> [The request]
Could you write out the records below exactly as they appear, leaving out any pictures?

Rows from a figure dataset:
--------------------
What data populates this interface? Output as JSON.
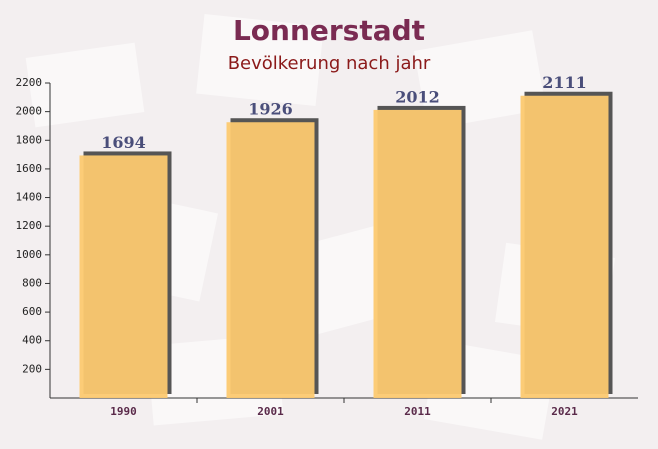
{
  "chart_data": {
    "type": "bar",
    "title": "Lonnerstadt",
    "subtitle": "Bevölkerung nach jahr",
    "categories": [
      "1990",
      "2001",
      "2011",
      "2021"
    ],
    "values": [
      1694,
      1926,
      2012,
      2111
    ],
    "color": "#fcc970",
    "ylim": [
      0,
      2200
    ],
    "yticks": [
      200,
      400,
      600,
      800,
      1000,
      1200,
      1400,
      1600,
      1800,
      2000,
      2200
    ]
  }
}
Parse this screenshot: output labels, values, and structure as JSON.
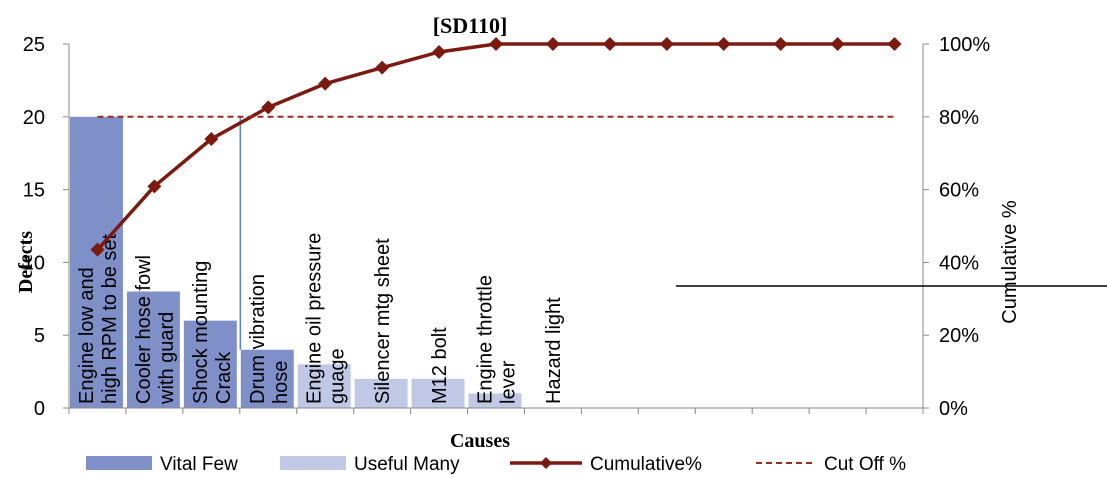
{
  "chart_data": {
    "type": "bar",
    "title": "[SD110]",
    "xlabel": "Causes",
    "ylabel": "Defects",
    "y2label": "Cumulative %",
    "ylim": [
      0,
      25
    ],
    "yticks": [
      "0",
      "5",
      "10",
      "15",
      "20",
      "25"
    ],
    "y2lim": [
      0,
      100
    ],
    "y2ticks": [
      "0%",
      "20%",
      "40%",
      "60%",
      "80%",
      "100%"
    ],
    "categories": [
      "Engine low and high RPM to be set",
      "Cooler hose fowl with guard",
      "Shock mounting Crack",
      "Drum vibration hose",
      "Engine oil pressure guage",
      "Silencer mtg sheet",
      "M12 bolt",
      "Engine throttle lever",
      "Hazard light",
      "",
      "",
      "",
      "",
      "",
      ""
    ],
    "category_labels": [
      [
        "Engine low and",
        "high RPM to be set"
      ],
      [
        "Cooler hose fowl",
        "with guard"
      ],
      [
        "Shock mounting",
        "Crack"
      ],
      [
        "Drum vibration",
        "hose"
      ],
      [
        "Engine oil pressure",
        "guage"
      ],
      [
        "Silencer mtg sheet"
      ],
      [
        "M12 bolt"
      ],
      [
        "Engine throttle",
        "lever"
      ],
      [
        "Hazard light"
      ]
    ],
    "series": [
      {
        "name": "Vital Few",
        "kind": "bar",
        "axis": "left",
        "color": "#7f8fc8",
        "values": [
          20,
          8,
          6,
          4,
          null,
          null,
          null,
          null,
          null,
          null,
          null,
          null,
          null,
          null,
          null
        ]
      },
      {
        "name": "Useful Many",
        "kind": "bar",
        "axis": "left",
        "color": "#c0c8e6",
        "values": [
          null,
          null,
          null,
          null,
          3,
          2,
          2,
          1,
          null,
          null,
          null,
          null,
          null,
          null,
          null
        ]
      },
      {
        "name": "Cumulative%",
        "kind": "line",
        "axis": "right",
        "color": "#7b1a10",
        "marker": "diamond",
        "values": [
          43.5,
          60.9,
          73.9,
          82.6,
          89.1,
          93.5,
          97.8,
          100,
          100,
          100,
          100,
          100,
          100,
          100,
          100
        ]
      },
      {
        "name": "Cut Off %",
        "kind": "line",
        "axis": "right",
        "color": "#9b2b1d",
        "dash": true,
        "values": [
          80,
          80,
          80,
          80,
          80,
          80,
          80,
          80,
          80,
          80,
          80,
          80,
          80,
          80,
          80
        ]
      }
    ],
    "legend": "bottom",
    "grid": false
  }
}
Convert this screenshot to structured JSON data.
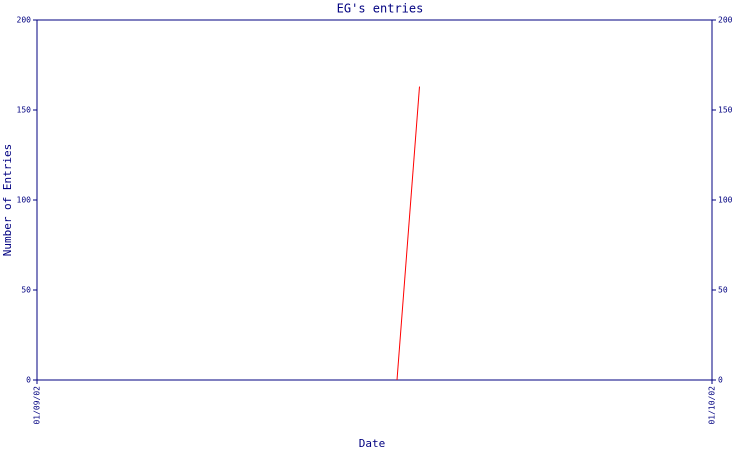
{
  "chart_data": {
    "type": "line",
    "title": "EG's entries",
    "xlabel": "Date",
    "ylabel": "Number of Entries",
    "x": [
      16,
      17
    ],
    "series": [
      {
        "name": "entries",
        "color": "#ff0000",
        "values": [
          0,
          163
        ]
      }
    ],
    "xlim": [
      0,
      30
    ],
    "xticks": [
      {
        "value": 0,
        "label": "01/09/02"
      },
      {
        "value": 30,
        "label": "01/10/02"
      }
    ],
    "ylim": [
      0,
      200
    ],
    "yticks": [
      0,
      50,
      100,
      150,
      200
    ],
    "axis_color": "#000080",
    "grid": false,
    "mirror_y_axis": true
  }
}
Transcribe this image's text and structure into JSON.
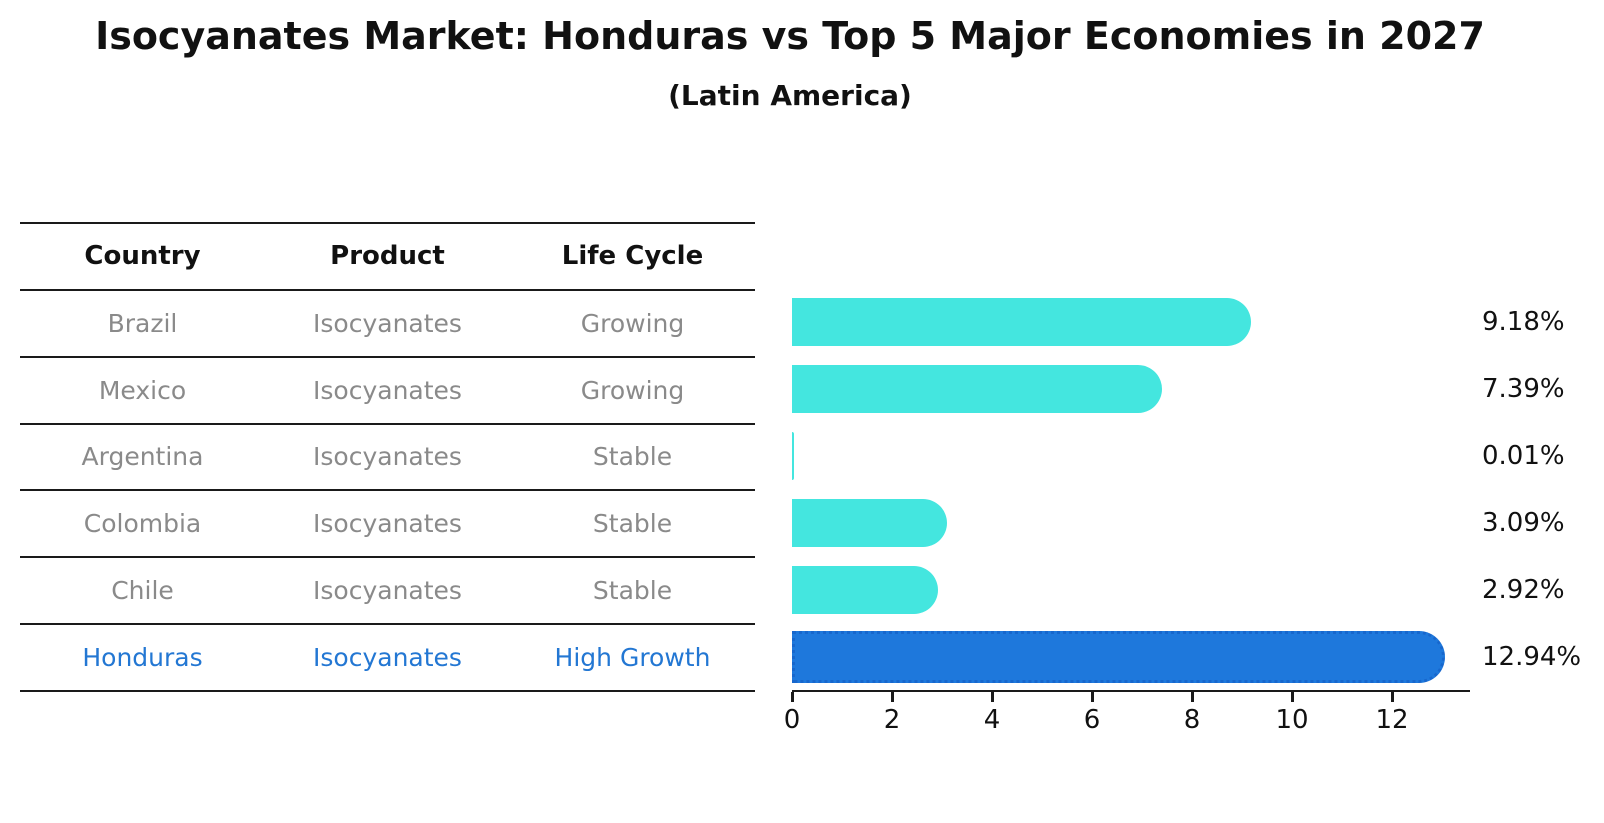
{
  "title": "Isocyanates Market: Honduras vs Top 5 Major Economies in 2027",
  "subtitle": "(Latin America)",
  "table": {
    "headers": [
      "Country",
      "Product",
      "Life Cycle"
    ],
    "rows": [
      {
        "country": "Brazil",
        "product": "Isocyanates",
        "life_cycle": "Growing",
        "highlight": false
      },
      {
        "country": "Mexico",
        "product": "Isocyanates",
        "life_cycle": "Growing",
        "highlight": false
      },
      {
        "country": "Argentina",
        "product": "Isocyanates",
        "life_cycle": "Stable",
        "highlight": false
      },
      {
        "country": "Colombia",
        "product": "Isocyanates",
        "life_cycle": "Stable",
        "highlight": false
      },
      {
        "country": "Chile",
        "product": "Isocyanates",
        "life_cycle": "Stable",
        "highlight": false
      },
      {
        "country": "Honduras",
        "product": "Isocyanates",
        "life_cycle": "High Growth",
        "highlight": true
      }
    ]
  },
  "chart_data": {
    "type": "bar",
    "orientation": "horizontal",
    "title": "Isocyanates Market: Honduras vs Top 5 Major Economies in 2027",
    "subtitle": "(Latin America)",
    "categories": [
      "Brazil",
      "Mexico",
      "Argentina",
      "Colombia",
      "Chile",
      "Honduras"
    ],
    "values": [
      9.18,
      7.39,
      0.01,
      3.09,
      2.92,
      12.94
    ],
    "value_labels": [
      "9.18%",
      "7.39%",
      "0.01%",
      "3.09%",
      "2.92%",
      "12.94%"
    ],
    "unit": "%",
    "xlim": [
      0,
      13.56
    ],
    "xticks": [
      0,
      2,
      4,
      6,
      8,
      10,
      12
    ],
    "grid": false,
    "legend": false,
    "highlight_index": 5
  },
  "colors": {
    "bar_default": "#44e6df",
    "bar_highlight": "#1e78dc",
    "bar_highlight_border": "#1767cd",
    "table_text": "#8a8a8a",
    "highlight_text": "#2377d3",
    "header_text": "#111111",
    "line": "#1a1a1a"
  }
}
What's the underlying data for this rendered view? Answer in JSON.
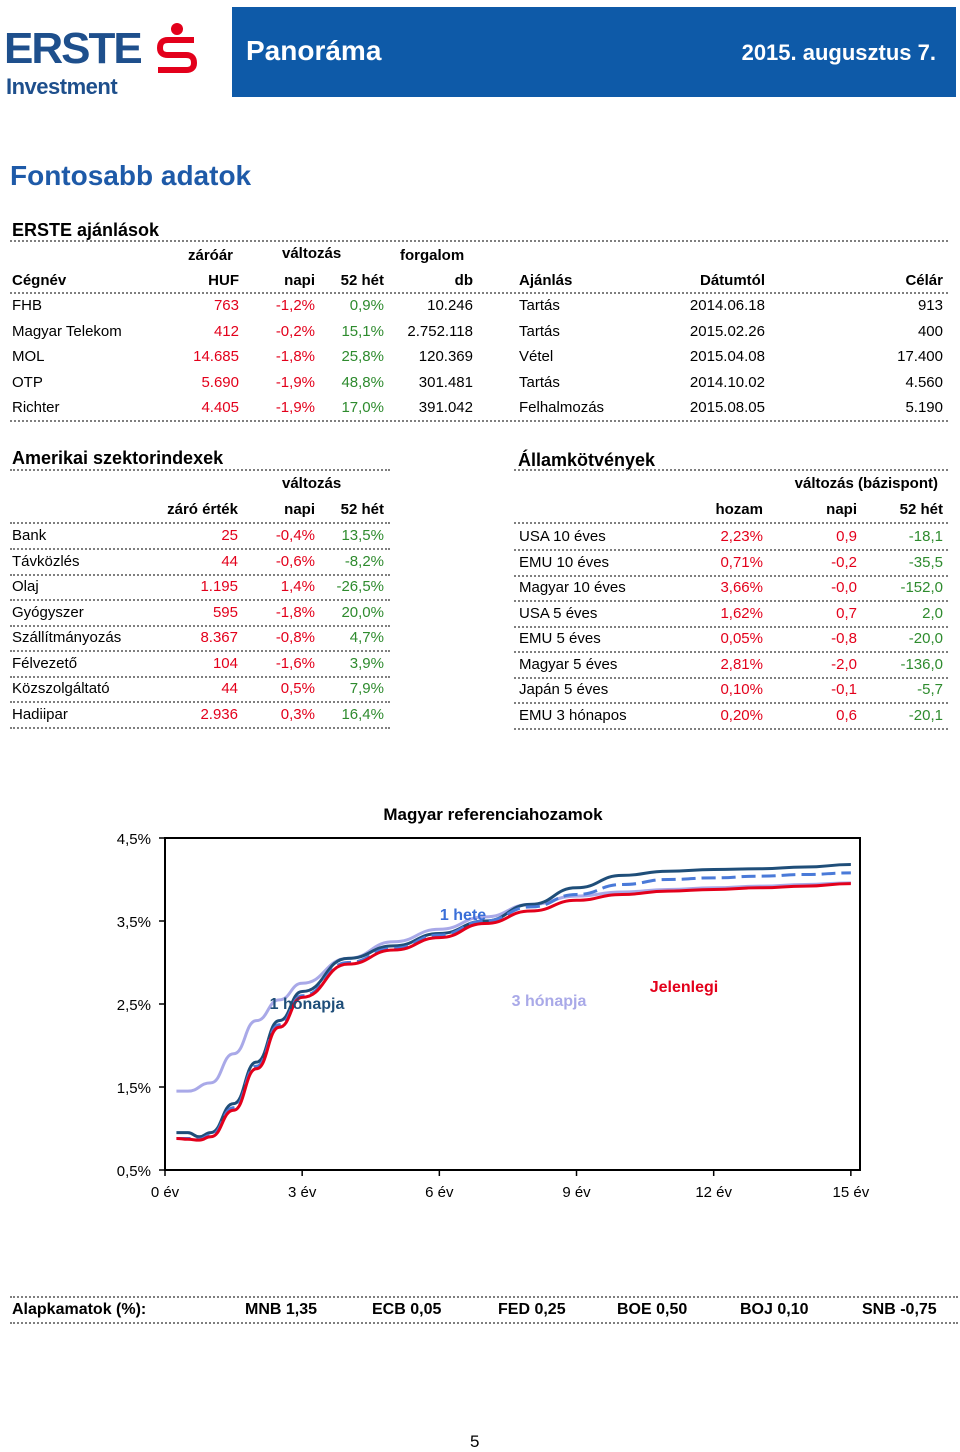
--------------------
> [Exercise output]
What data populates this interface? Output as JSON.
{
  "chart_data": {
    "type": "bar",
    "title": "Lonnerstadt",
    "subtitle": "Bevölkerung nach jahr",
    "categories": [
      "1990",
      "2001",
      "2011",
      "2021"
    ],
    "values": [
      1694,
      1926,
      2012,
      2111
    ],
    "color": "#fcc970",
    "ylim": [
      0,
      2200
    ],
    "yticks": [
      200,
      400,
      600,
      800,
      1000,
      1200,
      1400,
      1600,
      1800,
      2000,
      2200
    ]
  }
}
Parse this screenshot: output labels, values, and structure as JSON.
{
  "chart_data": {
    "type": "bar",
    "title": "[SD110]",
    "xlabel": "Causes",
    "ylabel": "Defects",
    "y2label": "Cumulative %",
    "ylim": [
      0,
      25
    ],
    "yticks": [
      "0",
      "5",
      "10",
      "15",
      "20",
      "25"
    ],
    "y2lim": [
      0,
      100
    ],
    "y2ticks": [
      "0%",
      "20%",
      "40%",
      "60%",
      "80%",
      "100%"
    ],
    "categories": [
      "Engine low and high RPM to be set",
      "Cooler hose fowl with guard",
      "Shock mounting Crack",
      "Drum vibration hose",
      "Engine oil pressure guage",
      "Silencer mtg sheet",
      "M12 bolt",
      "Engine throttle lever",
      "Hazard light",
      "",
      "",
      "",
      "",
      "",
      ""
    ],
    "category_labels": [
      [
        "Engine low and",
        "high RPM to be set"
      ],
      [
        "Cooler hose fowl",
        "with guard"
      ],
      [
        "Shock mounting",
        "Crack"
      ],
      [
        "Drum vibration",
        "hose"
      ],
      [
        "Engine oil pressure",
        "guage"
      ],
      [
        "Silencer mtg sheet"
      ],
      [
        "M12 bolt"
      ],
      [
        "Engine throttle",
        "lever"
      ],
      [
        "Hazard light"
      ]
    ],
    "series": [
      {
        "name": "Vital Few",
        "kind": "bar",
        "axis": "left",
        "color": "#7f8fc8",
        "values": [
          20,
          8,
          6,
          4,
          null,
          null,
          null,
          null,
          null,
          null,
          null,
          null,
          null,
          null,
          null
        ]
      },
      {
        "name": "Useful Many",
        "kind": "bar",
        "axis": "left",
        "color": "#c0c8e6",
        "values": [
          null,
          null,
          null,
          null,
          3,
          2,
          2,
          1,
          null,
          null,
          null,
          null,
          null,
          null,
          null
        ]
      },
      {
        "name": "Cumulative%",
        "kind": "line",
        "axis": "right",
        "color": "#7b1a10",
        "marker": "diamond",
        "values": [
          43.5,
          60.9,
          73.9,
          82.6,
          89.1,
          93.5,
          97.8,
          100,
          100,
          100,
          100,
          100,
          100,
          100,
          100
        ]
      },
      {
        "name": "Cut Off %",
        "kind": "line",
        "axis": "right",
        "color": "#9b2b1d",
        "dash": true,
        "values": [
          80,
          80,
          80,
          80,
          80,
          80,
          80,
          80,
          80,
          80,
          80,
          80,
          80,
          80,
          80
        ]
      }
    ],
    "legend": "bottom",
    "grid": false
  }
}
Convert this screenshot to structured JSON data.
{
  "chart_data": {
    "type": "line",
    "title": "EG's entries",
    "xlabel": "Date",
    "ylabel": "Number of Entries",
    "x": [
      16,
      17
    ],
    "series": [
      {
        "name": "entries",
        "color": "#ff0000",
        "values": [
          0,
          163
        ]
      }
    ],
    "xlim": [
      0,
      30
    ],
    "xticks": [
      {
        "value": 0,
        "label": "01/09/02"
      },
      {
        "value": 30,
        "label": "01/10/02"
      }
    ],
    "ylim": [
      0,
      200
    ],
    "yticks": [
      0,
      50,
      100,
      150,
      200
    ],
    "axis_color": "#000080",
    "grid": false,
    "mirror_y_axis": true
  }
}
Transcribe this image's text and structure into JSON.
{
  "title": "Isocyanates Market: Honduras vs Top 5 Major Economies in 2027",
  "subtitle": "(Latin America)",
  "table": {
    "headers": [
      "Country",
      "Product",
      "Life Cycle"
    ],
    "rows": [
      {
        "country": "Brazil",
        "product": "Isocyanates",
        "life_cycle": "Growing",
        "highlight": false
      },
      {
        "country": "Mexico",
        "product": "Isocyanates",
        "life_cycle": "Growing",
        "highlight": false
      },
      {
        "country": "Argentina",
        "product": "Isocyanates",
        "life_cycle": "Stable",
        "highlight": false
      },
      {
        "country": "Colombia",
        "product": "Isocyanates",
        "life_cycle": "Stable",
        "highlight": false
      },
      {
        "country": "Chile",
        "product": "Isocyanates",
        "life_cycle": "Stable",
        "highlight": false
      },
      {
        "country": "Honduras",
        "product": "Isocyanates",
        "life_cycle": "High Growth",
        "highlight": true
      }
    ]
  },
  "chart_data": {
    "type": "bar",
    "orientation": "horizontal",
    "title": "Isocyanates Market: Honduras vs Top 5 Major Economies in 2027",
    "subtitle": "(Latin America)",
    "categories": [
      "Brazil",
      "Mexico",
      "Argentina",
      "Colombia",
      "Chile",
      "Honduras"
    ],
    "values": [
      9.18,
      7.39,
      0.01,
      3.09,
      2.92,
      12.94
    ],
    "value_labels": [
      "9.18%",
      "7.39%",
      "0.01%",
      "3.09%",
      "2.92%",
      "12.94%"
    ],
    "unit": "%",
    "xlim": [
      0,
      13.56
    ],
    "xticks": [
      0,
      2,
      4,
      6,
      8,
      10,
      12
    ],
    "grid": false,
    "legend": false,
    "highlight_index": 5
  },
  "colors": {
    "bar_default": "#44e6df",
    "bar_highlight": "#1e78dc",
    "bar_highlight_border": "#1767cd",
    "table_text": "#8a8a8a",
    "highlight_text": "#2377d3",
    "header_text": "#111111",
    "line": "#1a1a1a"
  }
}
What's the underlying data for this rendered view? Answer in JSON.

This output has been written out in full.